*Given exercise*: Copy the lines holding the word "this", all of them.

*Dataset excerpts*:
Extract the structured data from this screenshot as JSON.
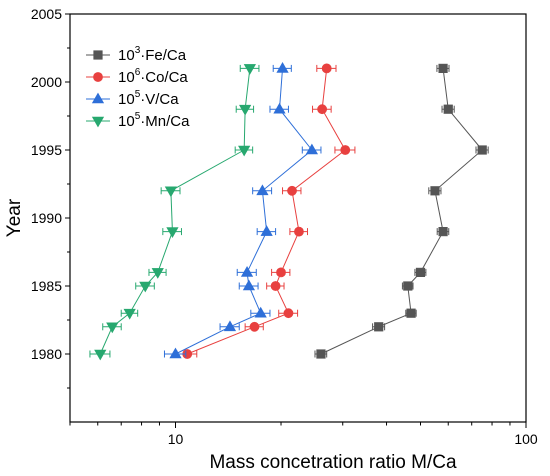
{
  "chart_data": {
    "type": "scatter",
    "title": "",
    "xlabel": "Mass concetration ratio M/Ca",
    "ylabel": "Year",
    "xscale": "log",
    "xlim": [
      5,
      100
    ],
    "ylim": [
      1975,
      2005
    ],
    "xticks": [
      {
        "value": 10,
        "label": "10"
      },
      {
        "value": 100,
        "label": "100"
      }
    ],
    "yticks": [
      {
        "value": 1980,
        "label": "1980"
      },
      {
        "value": 1985,
        "label": "1985"
      },
      {
        "value": 1990,
        "label": "1990"
      },
      {
        "value": 1995,
        "label": "1995"
      },
      {
        "value": 2000,
        "label": "2000"
      },
      {
        "value": 2005,
        "label": "2005"
      }
    ],
    "grid": false,
    "legend_position": "top-left",
    "series": [
      {
        "name": "10³·Fe/Ca",
        "name_base": "10",
        "name_exp": "3",
        "name_rest": "·Fe/Ca",
        "marker": "square",
        "color": "#555555",
        "points": [
          {
            "year": 1980,
            "value": 26,
            "err": 1.0
          },
          {
            "year": 1982,
            "value": 38,
            "err": 1.5
          },
          {
            "year": 1983,
            "value": 47,
            "err": 1.6
          },
          {
            "year": 1985,
            "value": 46,
            "err": 1.6
          },
          {
            "year": 1986,
            "value": 50,
            "err": 1.8
          },
          {
            "year": 1989,
            "value": 58,
            "err": 2.2
          },
          {
            "year": 1992,
            "value": 55,
            "err": 2.2
          },
          {
            "year": 1995,
            "value": 75,
            "err": 3.0
          },
          {
            "year": 1998,
            "value": 60,
            "err": 2.4
          },
          {
            "year": 2001,
            "value": 58,
            "err": 2.3
          }
        ]
      },
      {
        "name": "10⁶·Co/Ca",
        "name_base": "10",
        "name_exp": "6",
        "name_rest": "·Co/Ca",
        "marker": "circle",
        "color": "#e8403f",
        "points": [
          {
            "year": 1980,
            "value": 10.8,
            "err": 0.7
          },
          {
            "year": 1982,
            "value": 16.8,
            "err": 1.0
          },
          {
            "year": 1983,
            "value": 21.0,
            "err": 1.3
          },
          {
            "year": 1985,
            "value": 19.3,
            "err": 1.1
          },
          {
            "year": 1986,
            "value": 20.0,
            "err": 1.2
          },
          {
            "year": 1989,
            "value": 22.5,
            "err": 1.3
          },
          {
            "year": 1992,
            "value": 21.5,
            "err": 1.3
          },
          {
            "year": 1995,
            "value": 30.5,
            "err": 2.0
          },
          {
            "year": 1998,
            "value": 26.2,
            "err": 1.6
          },
          {
            "year": 2001,
            "value": 27.0,
            "err": 1.7
          }
        ]
      },
      {
        "name": "10⁵·V/Ca",
        "name_base": "10",
        "name_exp": "5",
        "name_rest": "·V/Ca",
        "marker": "triangle-up",
        "color": "#2e6fd8",
        "points": [
          {
            "year": 1980,
            "value": 10.0,
            "err": 0.7
          },
          {
            "year": 1982,
            "value": 14.3,
            "err": 0.9
          },
          {
            "year": 1983,
            "value": 17.5,
            "err": 1.1
          },
          {
            "year": 1985,
            "value": 16.2,
            "err": 1.0
          },
          {
            "year": 1986,
            "value": 16.0,
            "err": 1.0
          },
          {
            "year": 1989,
            "value": 18.2,
            "err": 1.1
          },
          {
            "year": 1992,
            "value": 17.7,
            "err": 1.1
          },
          {
            "year": 1995,
            "value": 24.5,
            "err": 1.5
          },
          {
            "year": 1998,
            "value": 19.8,
            "err": 1.2
          },
          {
            "year": 2001,
            "value": 20.2,
            "err": 1.2
          }
        ]
      },
      {
        "name": "10⁵·Mn/Ca",
        "name_base": "10",
        "name_exp": "5",
        "name_rest": "·Mn/Ca",
        "marker": "triangle-down",
        "color": "#27a86f",
        "points": [
          {
            "year": 1980,
            "value": 6.1,
            "err": 0.4
          },
          {
            "year": 1982,
            "value": 6.6,
            "err": 0.4
          },
          {
            "year": 1983,
            "value": 7.4,
            "err": 0.4
          },
          {
            "year": 1985,
            "value": 8.2,
            "err": 0.5
          },
          {
            "year": 1986,
            "value": 8.9,
            "err": 0.5
          },
          {
            "year": 1989,
            "value": 9.8,
            "err": 0.6
          },
          {
            "year": 1992,
            "value": 9.7,
            "err": 0.6
          },
          {
            "year": 1995,
            "value": 15.7,
            "err": 0.9
          },
          {
            "year": 1998,
            "value": 15.8,
            "err": 0.9
          },
          {
            "year": 2001,
            "value": 16.3,
            "err": 1.0
          }
        ]
      }
    ]
  }
}
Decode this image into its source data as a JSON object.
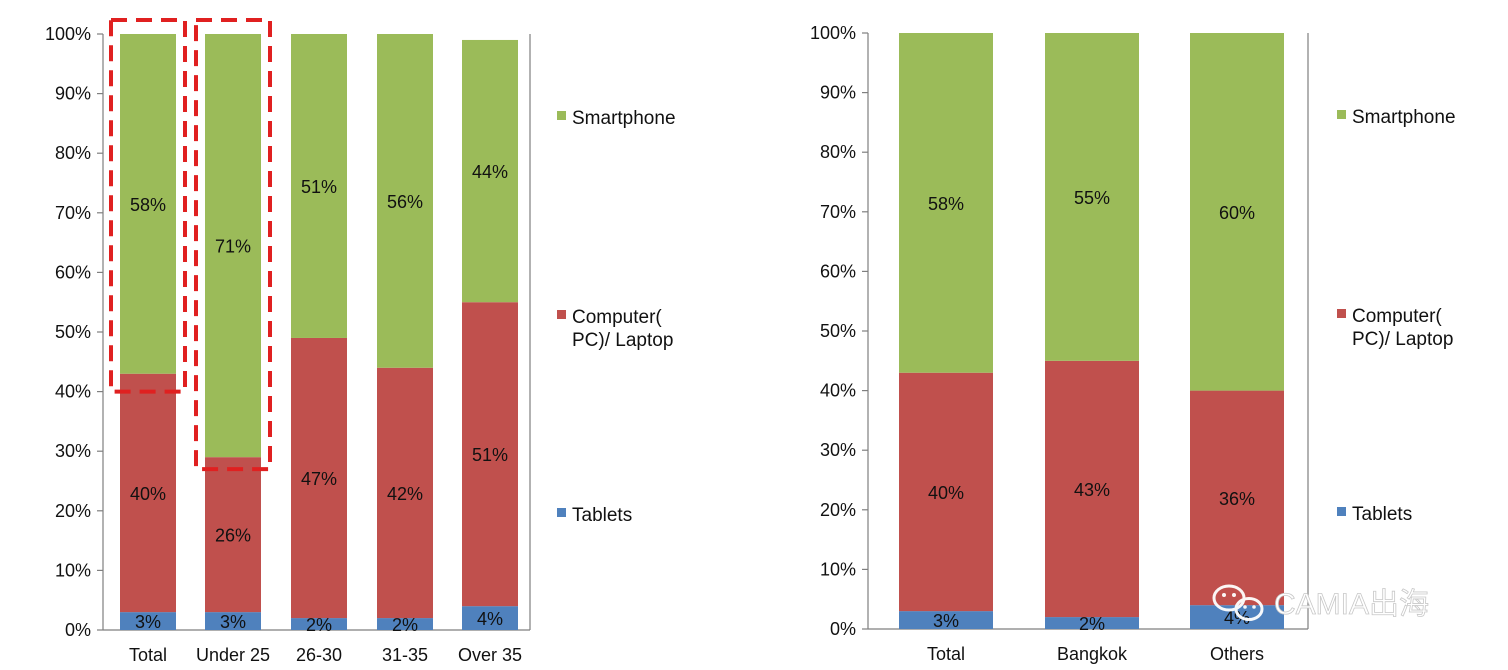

*Full answer*:
Extract the structured data from this screenshot as JSON.
Decode this image into its source data as a JSON object.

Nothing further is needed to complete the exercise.